STATED GOAL: Emit the data below verbatim, stripping out any pictures.
%%
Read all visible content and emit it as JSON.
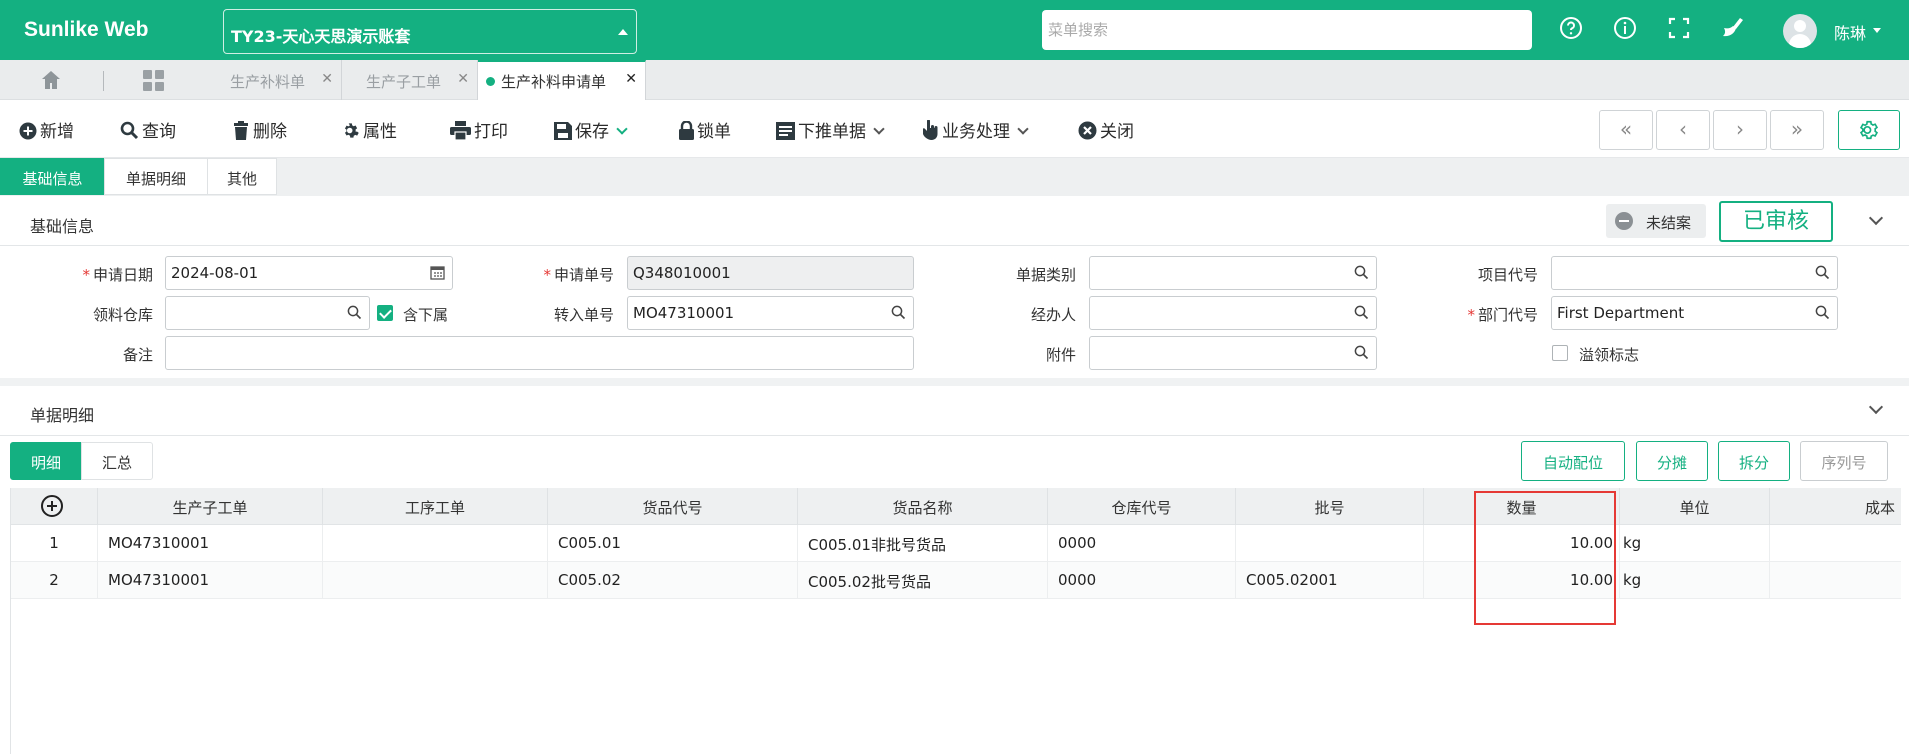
{
  "header": {
    "brand": "Sunlike Web",
    "account": "TY23-天心天思演示账套",
    "menu_search_placeholder": "菜单搜索",
    "user_name": "陈琳",
    "accent_color": "#14b081"
  },
  "page_tabs": [
    {
      "label": "生产补料单"
    },
    {
      "label": "生产子工单"
    },
    {
      "label": "生产补料申请单"
    }
  ],
  "toolbar": {
    "new": "新增",
    "query": "查询",
    "delete": "删除",
    "properties": "属性",
    "print": "打印",
    "save": "保存",
    "lock": "锁单",
    "push_down": "下推单据",
    "business": "业务处理",
    "close": "关闭"
  },
  "section_tabs": [
    "基础信息",
    "单据明细",
    "其他"
  ],
  "basic_info": {
    "title": "基础信息",
    "status_closed": "未结案",
    "status_approved": "已审核"
  },
  "form": {
    "apply_date_label": "申请日期",
    "apply_date": "2024-08-01",
    "apply_no_label": "申请单号",
    "apply_no": "Q348010001",
    "doc_type_label": "单据类别",
    "doc_type": "",
    "project_label": "项目代号",
    "project": "",
    "warehouse_label": "领料仓库",
    "warehouse": "",
    "include_sub_label": "含下属",
    "include_sub": true,
    "transfer_no_label": "转入单号",
    "transfer_no": "MO47310001",
    "handler_label": "经办人",
    "handler": "",
    "dept_label": "部门代号",
    "dept": "First Department",
    "remark_label": "备注",
    "remark": "",
    "attachment_label": "附件",
    "attachment": "",
    "overflow_label": "溢领标志",
    "overflow": false
  },
  "detail": {
    "title": "单据明细",
    "tabs": [
      "明细",
      "汇总"
    ],
    "buttons": {
      "auto_locate": "自动配位",
      "allocate": "分摊",
      "split": "拆分",
      "serial": "序列号"
    },
    "columns": [
      "生产子工单",
      "工序工单",
      "货品代号",
      "货品名称",
      "仓库代号",
      "批号",
      "数量",
      "单位",
      "成本"
    ],
    "rows": [
      {
        "no": "1",
        "work_order": "MO47310001",
        "process": "",
        "item_code": "C005.01",
        "item_name": "C005.01非批号货品",
        "warehouse": "0000",
        "batch": "",
        "qty": "10.00",
        "unit": "kg",
        "cost": ""
      },
      {
        "no": "2",
        "work_order": "MO47310001",
        "process": "",
        "item_code": "C005.02",
        "item_name": "C005.02批号货品",
        "warehouse": "0000",
        "batch": "C005.02001",
        "qty": "10.00",
        "unit": "kg",
        "cost": ""
      }
    ]
  }
}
%%
THE OUTPUT:
Read all visible content and emit it as JSON.
{
  "header": {
    "brand": "Sunlike Web",
    "account": "TY23-天心天思演示账套",
    "menu_search_placeholder": "菜单搜索",
    "user_name": "陈琳",
    "accent_color": "#14b081"
  },
  "page_tabs": [
    {
      "label": "生产补料单"
    },
    {
      "label": "生产子工单"
    },
    {
      "label": "生产补料申请单"
    }
  ],
  "toolbar": {
    "new": "新增",
    "query": "查询",
    "delete": "删除",
    "properties": "属性",
    "print": "打印",
    "save": "保存",
    "lock": "锁单",
    "push_down": "下推单据",
    "business": "业务处理",
    "close": "关闭"
  },
  "section_tabs": [
    "基础信息",
    "单据明细",
    "其他"
  ],
  "basic_info": {
    "title": "基础信息",
    "status_closed": "未结案",
    "status_approved": "已审核"
  },
  "form": {
    "apply_date_label": "申请日期",
    "apply_date": "2024-08-01",
    "apply_no_label": "申请单号",
    "apply_no": "Q348010001",
    "doc_type_label": "单据类别",
    "doc_type": "",
    "project_label": "项目代号",
    "project": "",
    "warehouse_label": "领料仓库",
    "warehouse": "",
    "include_sub_label": "含下属",
    "include_sub": true,
    "transfer_no_label": "转入单号",
    "transfer_no": "MO47310001",
    "handler_label": "经办人",
    "handler": "",
    "dept_label": "部门代号",
    "dept": "First Department",
    "remark_label": "备注",
    "remark": "",
    "attachment_label": "附件",
    "attachment": "",
    "overflow_label": "溢领标志",
    "overflow": false
  },
  "detail": {
    "title": "单据明细",
    "tabs": [
      "明细",
      "汇总"
    ],
    "buttons": {
      "auto_locate": "自动配位",
      "allocate": "分摊",
      "split": "拆分",
      "serial": "序列号"
    },
    "columns": [
      "生产子工单",
      "工序工单",
      "货品代号",
      "货品名称",
      "仓库代号",
      "批号",
      "数量",
      "单位",
      "成本"
    ],
    "rows": [
      {
        "no": "1",
        "work_order": "MO47310001",
        "process": "",
        "item_code": "C005.01",
        "item_name": "C005.01非批号货品",
        "warehouse": "0000",
        "batch": "",
        "qty": "10.00",
        "unit": "kg",
        "cost": ""
      },
      {
        "no": "2",
        "work_order": "MO47310001",
        "process": "",
        "item_code": "C005.02",
        "item_name": "C005.02批号货品",
        "warehouse": "0000",
        "batch": "C005.02001",
        "qty": "10.00",
        "unit": "kg",
        "cost": ""
      }
    ]
  }
}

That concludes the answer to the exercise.